## Exercise aim
Every record must be repeated exactly; omit any pictures they contain.
-------
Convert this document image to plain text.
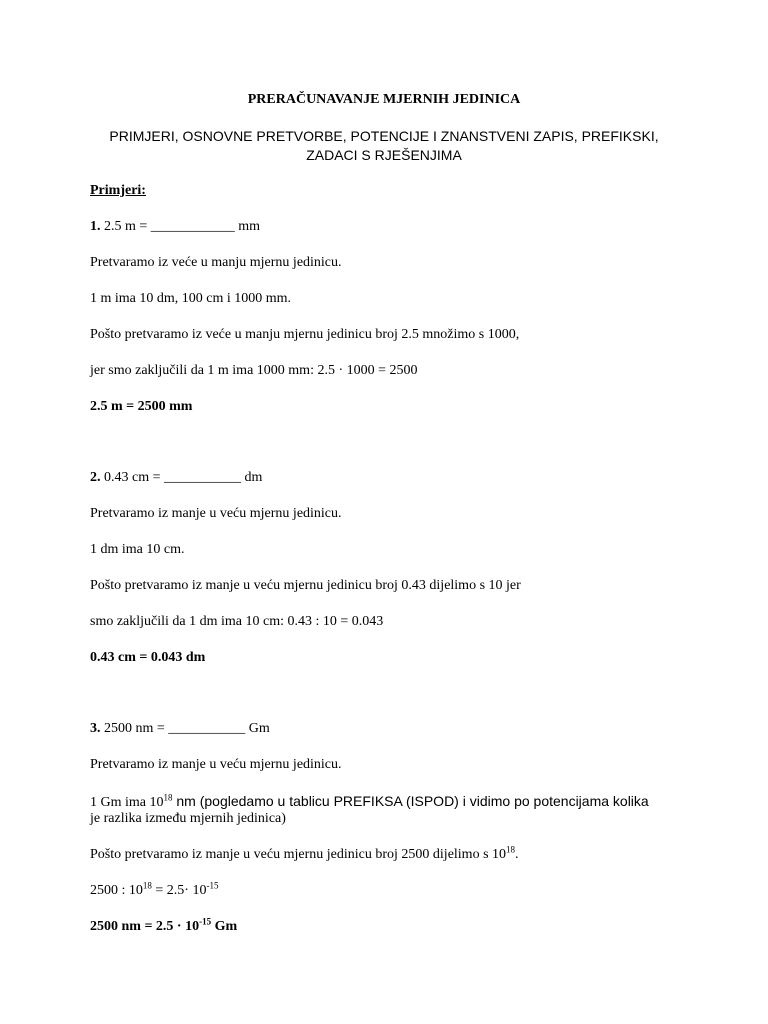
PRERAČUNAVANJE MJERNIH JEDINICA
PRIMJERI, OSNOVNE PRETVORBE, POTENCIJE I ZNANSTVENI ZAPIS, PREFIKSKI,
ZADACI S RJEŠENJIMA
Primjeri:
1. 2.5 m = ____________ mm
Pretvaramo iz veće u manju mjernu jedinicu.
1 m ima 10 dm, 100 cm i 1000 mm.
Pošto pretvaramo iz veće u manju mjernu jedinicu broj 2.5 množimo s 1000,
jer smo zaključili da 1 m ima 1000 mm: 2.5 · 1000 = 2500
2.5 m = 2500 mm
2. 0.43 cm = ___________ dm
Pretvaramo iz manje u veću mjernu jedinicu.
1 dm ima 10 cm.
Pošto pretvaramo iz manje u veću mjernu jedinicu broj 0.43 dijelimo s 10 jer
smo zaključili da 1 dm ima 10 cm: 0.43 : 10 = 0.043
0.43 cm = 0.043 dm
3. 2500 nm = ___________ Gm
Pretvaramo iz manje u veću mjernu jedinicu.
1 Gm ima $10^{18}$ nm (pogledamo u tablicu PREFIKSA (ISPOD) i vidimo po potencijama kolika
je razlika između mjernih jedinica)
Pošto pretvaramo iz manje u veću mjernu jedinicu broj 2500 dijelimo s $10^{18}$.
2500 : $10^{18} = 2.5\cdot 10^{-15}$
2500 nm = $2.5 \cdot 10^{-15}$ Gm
-------
## Finished answer
Convert this document image to plain text.
PRERAČUNAVANJE MJERNIH JEDINICA
PRIMJERI, OSNOVNE PRETVORBE, POTENCIJE I ZNANSTVENI ZAPIS, PREFIKSKI,
ZADACI S RJEŠENJIMA
Primjeri:
1. 2.5 m = ____________ mm
Pretvaramo iz veće u manju mjernu jedinicu.
1 m ima 10 dm, 100 cm i 1000 mm.
Pošto pretvaramo iz veće u manju mjernu jedinicu broj 2.5 množimo s 1000,
jer smo zaključili da 1 m ima 1000 mm: 2.5 · 1000 = 2500
2.5 m = 2500 mm
2. 0.43 cm = ___________ dm
Pretvaramo iz manje u veću mjernu jedinicu.
1 dm ima 10 cm.
Pošto pretvaramo iz manje u veću mjernu jedinicu broj 0.43 dijelimo s 10 jer
smo zaključili da 1 dm ima 10 cm: 0.43 : 10 = 0.043
0.43 cm = 0.043 dm
3. 2500 nm = ___________ Gm
Pretvaramo iz manje u veću mjernu jedinicu.
1 Gm ima $10^{18}$ nm (pogledamo u tablicu PREFIKSA (ISPOD) i vidimo po potencijama kolika
je razlika između mjernih jedinica)
Pošto pretvaramo iz manje u veću mjernu jedinicu broj 2500 dijelimo s $10^{18}$.
2500 : $10^{18} = 2.5\cdot 10^{-15}$
2500 nm = $2.5 \cdot 10^{-15}$ Gm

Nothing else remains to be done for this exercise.